## REQUIRED ACTION
From the first line to the last, print the records exactly, leaving out the pictures.

## RECORDS SUPPLIED

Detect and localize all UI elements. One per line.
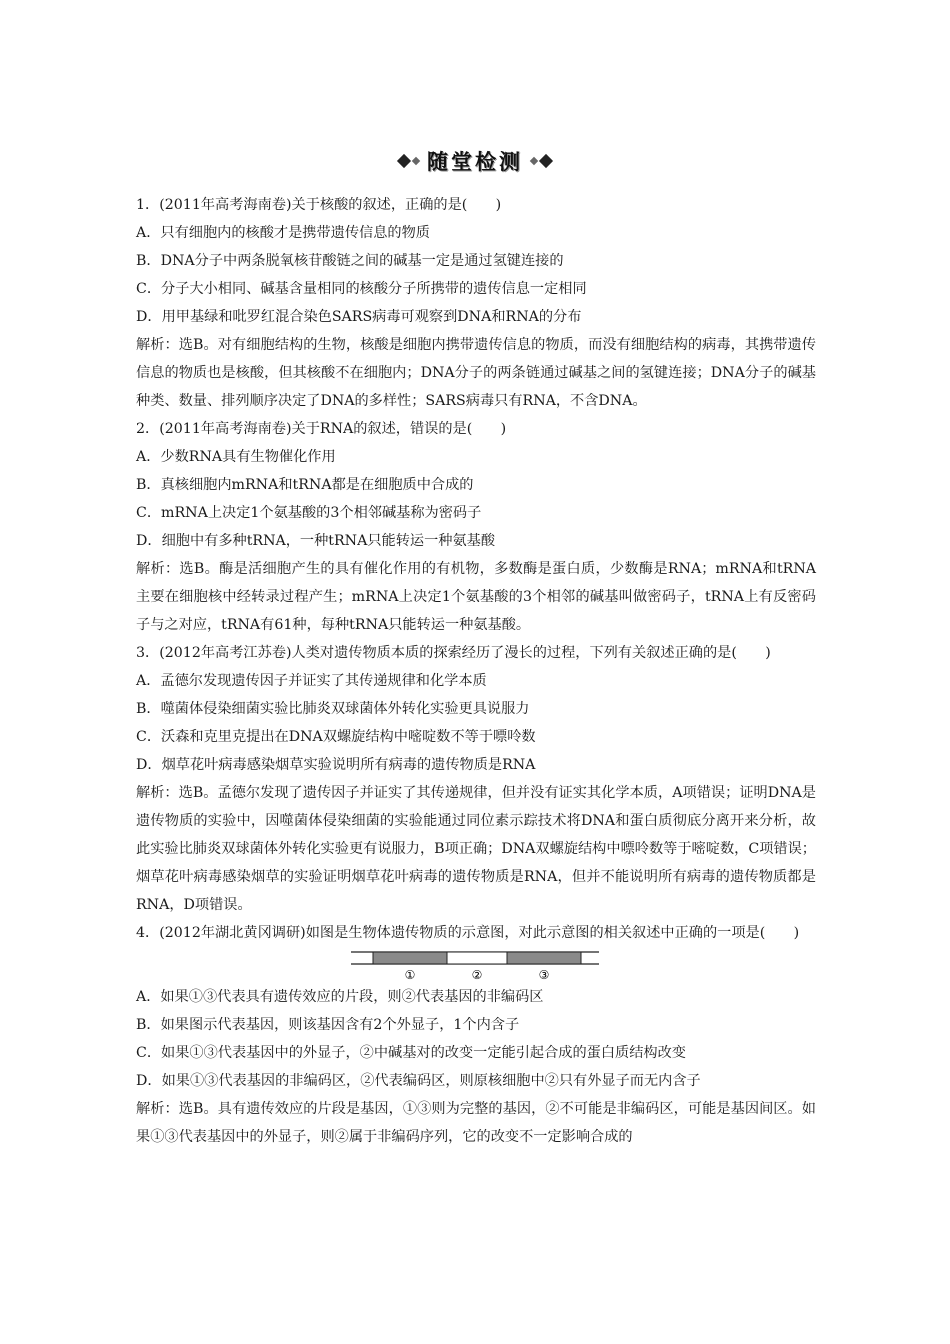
- question-stem: 4．(2012年湖北黄冈调研)如图是生物体遗传物质的示意图，对此示意图的相关叙述中正确的一项是( ): [136, 925, 800, 941]
- option-d: D．细胞中有多种tRNA，一种tRNA只能转运一种氨基酸: [136, 533, 496, 549]
- question-stem: 3．(2012年高考江苏卷)人类对遗传物质本质的探索经历了漫长的过程，下列有关叙述正确的是( ): [136, 645, 771, 661]
- left-diamond-ornament: [399, 156, 419, 166]
- option-b: B．如果图示代表基因，则该基因含有2个外显子，1个内含子: [136, 1017, 520, 1033]
- section-header: [0, 145, 950, 177]
- segment-label-1: ①: [404, 968, 416, 982]
- analysis: 解析：选B。具有遗传效应的片段是基因，①③则为完整的基因，②不可能是非编码区，可能是基因间区。如果①③代表基因中的外显子，则②属于非编码序列，它的改变不一定影响合成的: [136, 1101, 816, 1145]
- diamond-icon: [412, 157, 420, 165]
- question-1: [136, 191, 816, 415]
- option-d: D．如果①③代表基因的非编码区，②代表编码区，则原核细胞中②只有外显子而无内含子: [136, 1073, 701, 1089]
- option-a: A．只有细胞内的核酸才是携带遗传信息的物质: [136, 225, 430, 241]
- segment-label-2: ②: [471, 968, 483, 982]
- analysis: 解析：选B。酶是活细胞产生的具有催化作用的有机物，多数酶是蛋白质，少数酶是RNA；mRNA和tRNA主要在细胞核中经转录过程产生；mRNA上决定1个氨基酸的3个相邻的碱基叫做密码子，tRNA上有反密码子与之对应，tRNA有61种，每种tRNA只能转运一种氨基酸。: [136, 561, 816, 633]
- option-b: B．DNA分子中两条脱氧核苷酸链之间的碱基一定是通过氢键连接的: [136, 253, 564, 269]
- segment-2: [447, 952, 507, 964]
- option-d: D．用甲基绿和吡罗红混合染色SARS病毒可观察到DNA和RNA的分布: [136, 309, 582, 325]
- segment-label-3: ③: [538, 968, 550, 982]
- option-a: A．孟德尔发现遗传因子并证实了其传递规律和化学本质: [136, 673, 487, 689]
- right-diamond-ornament: [531, 156, 551, 166]
- option-c: C．mRNA上决定1个氨基酸的3个相邻碱基称为密码子: [136, 505, 482, 521]
- question-4: [136, 919, 816, 1151]
- option-b: B．真核细胞内mRNA和tRNA都是在细胞质中合成的: [136, 477, 474, 493]
- diamond-icon: [530, 157, 538, 165]
- question-stem: 1．(2011年高考海南卷)关于核酸的叙述，正确的是( ): [136, 197, 502, 213]
- dna-segment-diagram: [351, 950, 601, 982]
- dna-segment-figure: [136, 947, 816, 983]
- question-3: [136, 639, 816, 919]
- diamond-icon: [397, 154, 411, 168]
- question-list: [136, 191, 816, 1151]
- option-c: C．沃森和克里克提出在DNA双螺旋结构中嘧啶数不等于嘌呤数: [136, 729, 536, 745]
- option-c: C．如果①③代表基因中的外显子，②中碱基对的改变一定能引起合成的蛋白质结构改变: [136, 1045, 686, 1061]
- section-title: 随堂检测: [427, 150, 523, 174]
- segment-3: [507, 952, 581, 964]
- segment-1: [373, 952, 447, 964]
- option-a: A．少数RNA具有生物催化作用: [136, 449, 336, 465]
- option-b: B．噬菌体侵染细菌实验比肺炎双球菌体外转化实验更具说服力: [136, 701, 530, 717]
- analysis: 解析：选B。对有细胞结构的生物，核酸是细胞内携带遗传信息的物质，而没有细胞结构的病毒，其携带遗传信息的物质也是核酸，但其核酸不在细胞内；DNA分子的两条链通过碱基之间的氢键连接；DNA分子的碱基种类、数量、排列顺序决定了DNA的多样性；SARS病毒只有RNA，不含DNA。: [136, 337, 816, 409]
- question-2: [136, 415, 816, 639]
- option-c: C．分子大小相同、碱基含量相同的核酸分子所携带的遗传信息一定相同: [136, 281, 587, 297]
- option-d: D．烟草花叶病毒感染烟草实验说明所有病毒的遗传物质是RNA: [136, 757, 536, 773]
- diamond-icon: [539, 154, 553, 168]
- question-stem: 2．(2011年高考海南卷)关于RNA的叙述，错误的是( ): [136, 421, 507, 437]
- option-a: A．如果①③代表具有遗传效应的片段，则②代表基因的非编码区: [136, 989, 544, 1005]
- analysis: 解析：选B。孟德尔发现了遗传因子并证实了其传递规律，但并没有证实其化学本质，A项错误；证明DNA是遗传物质的实验中，因噬菌体侵染细菌的实验能通过同位素示踪技术将DNA和蛋白质彻底分离开来分析，故此实验比肺炎双球菌体外转化实验更有说服力，B项正确；DNA双螺旋结构中嘌呤数等于嘧啶数，C项错误；烟草花叶病毒感染烟草的实验证明烟草花叶病毒的遗传物质是RNA，但并不能说明所有病毒的遗传物质都是RNA，D项错误。: [136, 785, 816, 913]
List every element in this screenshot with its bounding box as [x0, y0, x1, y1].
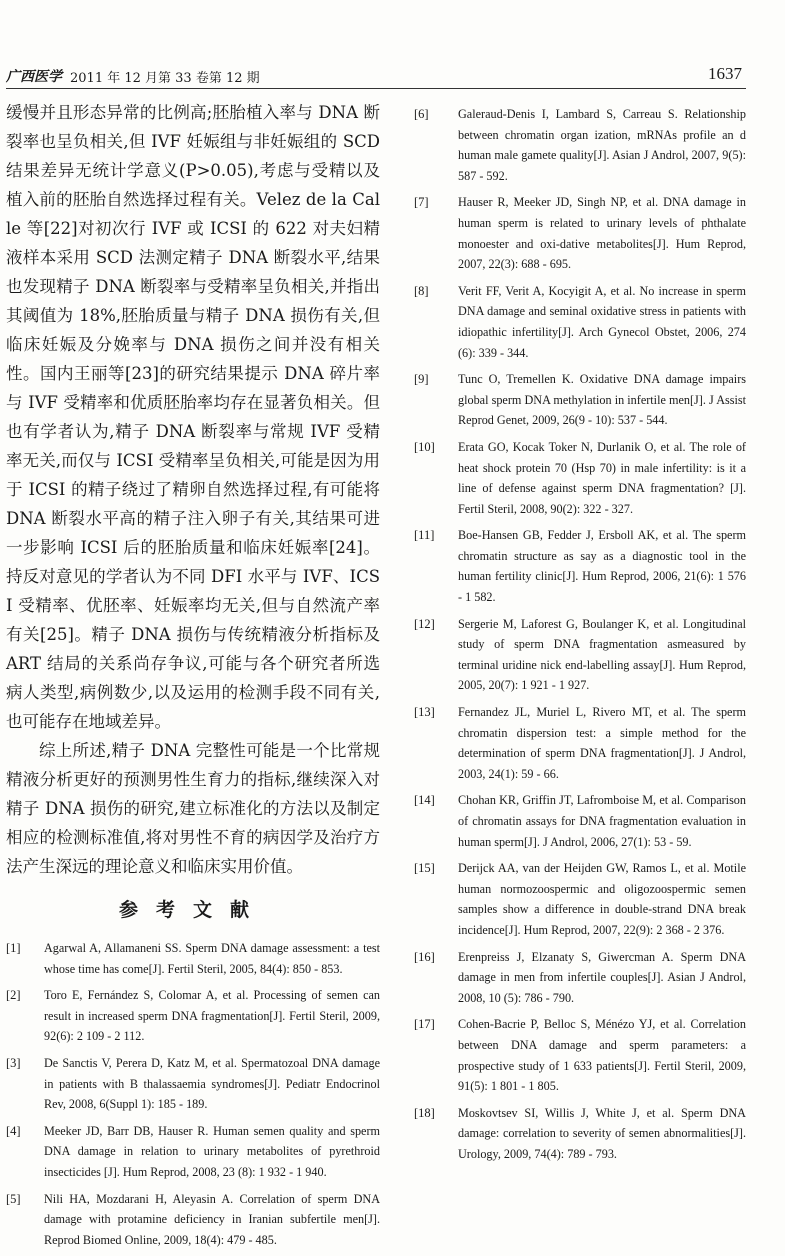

## TASK OUTPUT
Detect and localize all UI elements. One per line.
- question-stem: 4．(2012年湖北黄冈调研)如图是生物体遗传物质的示意图，对此示意图的相关叙述中正确的一项是( ): [136, 925, 800, 941]
- option-d: D．细胞中有多种tRNA，一种tRNA只能转运一种氨基酸: [136, 533, 496, 549]
- question-stem: 3．(2012年高考江苏卷)人类对遗传物质本质的探索经历了漫长的过程，下列有关叙述正确的是( ): [136, 645, 771, 661]
- left-diamond-ornament: [399, 156, 419, 166]
- option-b: B．如果图示代表基因，则该基因含有2个外显子，1个内含子: [136, 1017, 520, 1033]
- section-header: [0, 145, 950, 177]
- segment-label-1: ①: [404, 968, 416, 982]
- analysis: 解析：选B。具有遗传效应的片段是基因，①③则为完整的基因，②不可能是非编码区，可能是基因间区。如果①③代表基因中的外显子，则②属于非编码序列，它的改变不一定影响合成的: [136, 1101, 816, 1145]
- diamond-icon: [412, 157, 420, 165]
- question-1: [136, 191, 816, 415]
- option-d: D．如果①③代表基因的非编码区，②代表编码区，则原核细胞中②只有外显子而无内含子: [136, 1073, 701, 1089]
- option-a: A．只有细胞内的核酸才是携带遗传信息的物质: [136, 225, 430, 241]
- segment-label-2: ②: [471, 968, 483, 982]
- analysis: 解析：选B。酶是活细胞产生的具有催化作用的有机物，多数酶是蛋白质，少数酶是RNA；mRNA和tRNA主要在细胞核中经转录过程产生；mRNA上决定1个氨基酸的3个相邻的碱基叫做密码子，tRNA上有反密码子与之对应，tRNA有61种，每种tRNA只能转运一种氨基酸。: [136, 561, 816, 633]
- option-b: B．DNA分子中两条脱氧核苷酸链之间的碱基一定是通过氢键连接的: [136, 253, 564, 269]
- segment-2: [447, 952, 507, 964]
- option-d: D．用甲基绿和吡罗红混合染色SARS病毒可观察到DNA和RNA的分布: [136, 309, 582, 325]
- segment-label-3: ③: [538, 968, 550, 982]
- option-a: A．孟德尔发现遗传因子并证实了其传递规律和化学本质: [136, 673, 487, 689]
- right-diamond-ornament: [531, 156, 551, 166]
- option-c: C．mRNA上决定1个氨基酸的3个相邻碱基称为密码子: [136, 505, 482, 521]
- question-4: [136, 919, 816, 1151]
- option-b: B．真核细胞内mRNA和tRNA都是在细胞质中合成的: [136, 477, 474, 493]
- diamond-icon: [530, 157, 538, 165]
- question-stem: 1．(2011年高考海南卷)关于核酸的叙述，正确的是( ): [136, 197, 502, 213]
- dna-segment-diagram: [351, 950, 601, 982]
- dna-segment-figure: [136, 947, 816, 983]
- question-3: [136, 639, 816, 919]
- diamond-icon: [397, 154, 411, 168]
- question-list: [136, 191, 816, 1151]
- option-c: C．沃森和克里克提出在DNA双螺旋结构中嘧啶数不等于嘌呤数: [136, 729, 536, 745]
- option-c: C．如果①③代表基因中的外显子，②中碱基对的改变一定能引起合成的蛋白质结构改变: [136, 1045, 686, 1061]
- section-title: 随堂检测: [427, 150, 523, 174]
- segment-3: [507, 952, 581, 964]
- segment-1: [373, 952, 447, 964]
- option-a: A．少数RNA具有生物催化作用: [136, 449, 336, 465]
- option-b: B．噬菌体侵染细菌实验比肺炎双球菌体外转化实验更具说服力: [136, 701, 530, 717]
- analysis: 解析：选B。对有细胞结构的生物，核酸是细胞内携带遗传信息的物质，而没有细胞结构的病毒，其携带遗传信息的物质也是核酸，但其核酸不在细胞内；DNA分子的两条链通过碱基之间的氢键连接；DNA分子的碱基种类、数量、排列顺序决定了DNA的多样性；SARS病毒只有RNA，不含DNA。: [136, 337, 816, 409]
- question-2: [136, 415, 816, 639]
- option-c: C．分子大小相同、碱基含量相同的核酸分子所携带的遗传信息一定相同: [136, 281, 587, 297]
- option-d: D．烟草花叶病毒感染烟草实验说明所有病毒的遗传物质是RNA: [136, 757, 536, 773]
- diamond-icon: [539, 154, 553, 168]
- question-stem: 2．(2011年高考海南卷)关于RNA的叙述，错误的是( ): [136, 421, 507, 437]
- option-a: A．如果①③代表具有遗传效应的片段，则②代表基因的非编码区: [136, 989, 544, 1005]
- analysis: 解析：选B。孟德尔发现了遗传因子并证实了其传递规律，但并没有证实其化学本质，A项错误；证明DNA是遗传物质的实验中，因噬菌体侵染细菌的实验能通过同位素示踪技术将DNA和蛋白质彻底分离开来分析，故此实验比肺炎双球菌体外转化实验更有说服力，B项正确；DNA双螺旋结构中嘌呤数等于嘧啶数，C项错误；烟草花叶病毒感染烟草的实验证明烟草花叶病毒的遗传物质是RNA，但并不能说明所有病毒的遗传物质都是RNA，D项错误。: [136, 785, 816, 913]
List every element in this screenshot with its bounding box as [x0, y0, x1, y1].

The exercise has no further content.